Reproduce this listing in full.

(Data items)
===============

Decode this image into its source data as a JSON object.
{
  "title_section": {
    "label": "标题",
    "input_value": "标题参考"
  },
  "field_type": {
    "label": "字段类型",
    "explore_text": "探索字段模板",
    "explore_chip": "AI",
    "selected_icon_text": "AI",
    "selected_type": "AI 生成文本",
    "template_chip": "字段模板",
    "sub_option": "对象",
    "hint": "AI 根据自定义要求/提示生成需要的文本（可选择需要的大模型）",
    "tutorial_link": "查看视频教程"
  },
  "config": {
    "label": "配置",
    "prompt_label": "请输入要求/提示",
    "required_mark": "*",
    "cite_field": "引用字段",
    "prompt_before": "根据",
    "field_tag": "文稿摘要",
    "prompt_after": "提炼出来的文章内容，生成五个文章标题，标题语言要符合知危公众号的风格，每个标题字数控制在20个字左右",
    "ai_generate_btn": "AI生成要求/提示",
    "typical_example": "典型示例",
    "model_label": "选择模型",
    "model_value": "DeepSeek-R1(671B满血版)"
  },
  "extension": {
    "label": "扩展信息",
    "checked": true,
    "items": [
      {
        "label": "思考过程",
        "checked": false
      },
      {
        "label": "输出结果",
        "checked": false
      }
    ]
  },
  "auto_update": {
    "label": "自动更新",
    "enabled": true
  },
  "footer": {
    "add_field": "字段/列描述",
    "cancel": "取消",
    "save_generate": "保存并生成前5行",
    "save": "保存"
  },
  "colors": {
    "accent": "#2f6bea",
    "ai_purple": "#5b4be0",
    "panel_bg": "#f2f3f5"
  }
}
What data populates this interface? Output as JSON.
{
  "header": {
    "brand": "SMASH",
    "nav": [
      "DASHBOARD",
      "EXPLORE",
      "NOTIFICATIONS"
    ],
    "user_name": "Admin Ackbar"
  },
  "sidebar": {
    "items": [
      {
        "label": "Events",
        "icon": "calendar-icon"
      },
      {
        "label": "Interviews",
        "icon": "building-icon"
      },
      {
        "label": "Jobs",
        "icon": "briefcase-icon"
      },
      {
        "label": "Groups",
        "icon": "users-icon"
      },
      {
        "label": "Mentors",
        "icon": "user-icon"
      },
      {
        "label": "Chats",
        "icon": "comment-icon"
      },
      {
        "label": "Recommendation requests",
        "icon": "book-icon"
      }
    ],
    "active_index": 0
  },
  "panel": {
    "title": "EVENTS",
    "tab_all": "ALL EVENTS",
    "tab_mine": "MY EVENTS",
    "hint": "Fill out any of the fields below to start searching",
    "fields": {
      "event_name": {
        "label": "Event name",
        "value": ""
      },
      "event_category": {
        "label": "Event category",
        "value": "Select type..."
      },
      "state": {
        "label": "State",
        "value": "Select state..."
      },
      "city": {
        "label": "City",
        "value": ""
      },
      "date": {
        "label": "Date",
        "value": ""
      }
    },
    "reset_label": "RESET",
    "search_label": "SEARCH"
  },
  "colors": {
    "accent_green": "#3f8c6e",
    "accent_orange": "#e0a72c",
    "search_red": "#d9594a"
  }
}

===============

**Response for this exercise:**
Decode this image into its source data as a JSON object.
{
  "title_section": {
    "label": "标题",
    "input_value": "标题参考"
  },
  "field_type": {
    "label": "字段类型",
    "explore_text": "探索字段模板",
    "explore_chip": "AI",
    "selected_icon_text": "AI",
    "selected_type": "AI 生成文本",
    "template_chip": "字段模板",
    "sub_option": "对象",
    "hint": "AI 根据自定义要求/提示生成需要的文本（可选择需要的大模型）",
    "tutorial_link": "查看视频教程"
  },
  "config": {
    "label": "配置",
    "prompt_label": "请输入要求/提示",
    "required_mark": "*",
    "cite_field": "引用字段",
    "prompt_before": "根据",
    "field_tag": "文稿摘要",
    "prompt_after": "提炼出来的文章内容，生成五个文章标题，标题语言要符合知危公众号的风格，每个标题字数控制在20个字左右",
    "ai_generate_btn": "AI生成要求/提示",
    "typical_example": "典型示例",
    "model_label": "选择模型",
    "model_value": "DeepSeek-R1(671B满血版)"
  },
  "extension": {
    "label": "扩展信息",
    "checked": true,
    "items": [
      {
        "label": "思考过程",
        "checked": false
      },
      {
        "label": "输出结果",
        "checked": false
      }
    ]
  },
  "auto_update": {
    "label": "自动更新",
    "enabled": true
  },
  "footer": {
    "add_field": "字段/列描述",
    "cancel": "取消",
    "save_generate": "保存并生成前5行",
    "save": "保存"
  },
  "colors": {
    "accent": "#2f6bea",
    "ai_purple": "#5b4be0",
    "panel_bg": "#f2f3f5"
  }
}
What data populates this interface? Output as JSON.
{
  "header": {
    "brand": "SMASH",
    "nav": [
      "DASHBOARD",
      "EXPLORE",
      "NOTIFICATIONS"
    ],
    "user_name": "Admin Ackbar"
  },
  "sidebar": {
    "items": [
      {
        "label": "Events",
        "icon": "calendar-icon"
      },
      {
        "label": "Interviews",
        "icon": "building-icon"
      },
      {
        "label": "Jobs",
        "icon": "briefcase-icon"
      },
      {
        "label": "Groups",
        "icon": "users-icon"
      },
      {
        "label": "Mentors",
        "icon": "user-icon"
      },
      {
        "label": "Chats",
        "icon": "comment-icon"
      },
      {
        "label": "Recommendation requests",
        "icon": "book-icon"
      }
    ],
    "active_index": 0
  },
  "panel": {
    "title": "EVENTS",
    "tab_all": "ALL EVENTS",
    "tab_mine": "MY EVENTS",
    "hint": "Fill out any of the fields below to start searching",
    "fields": {
      "event_name": {
        "label": "Event name",
        "value": ""
      },
      "event_category": {
        "label": "Event category",
        "value": "Select type..."
      },
      "state": {
        "label": "State",
        "value": "Select state..."
      },
      "city": {
        "label": "City",
        "value": ""
      },
      "date": {
        "label": "Date",
        "value": ""
      }
    },
    "reset_label": "RESET",
    "search_label": "SEARCH"
  },
  "colors": {
    "accent_green": "#3f8c6e",
    "accent_orange": "#e0a72c",
    "search_red": "#d9594a"
  }
}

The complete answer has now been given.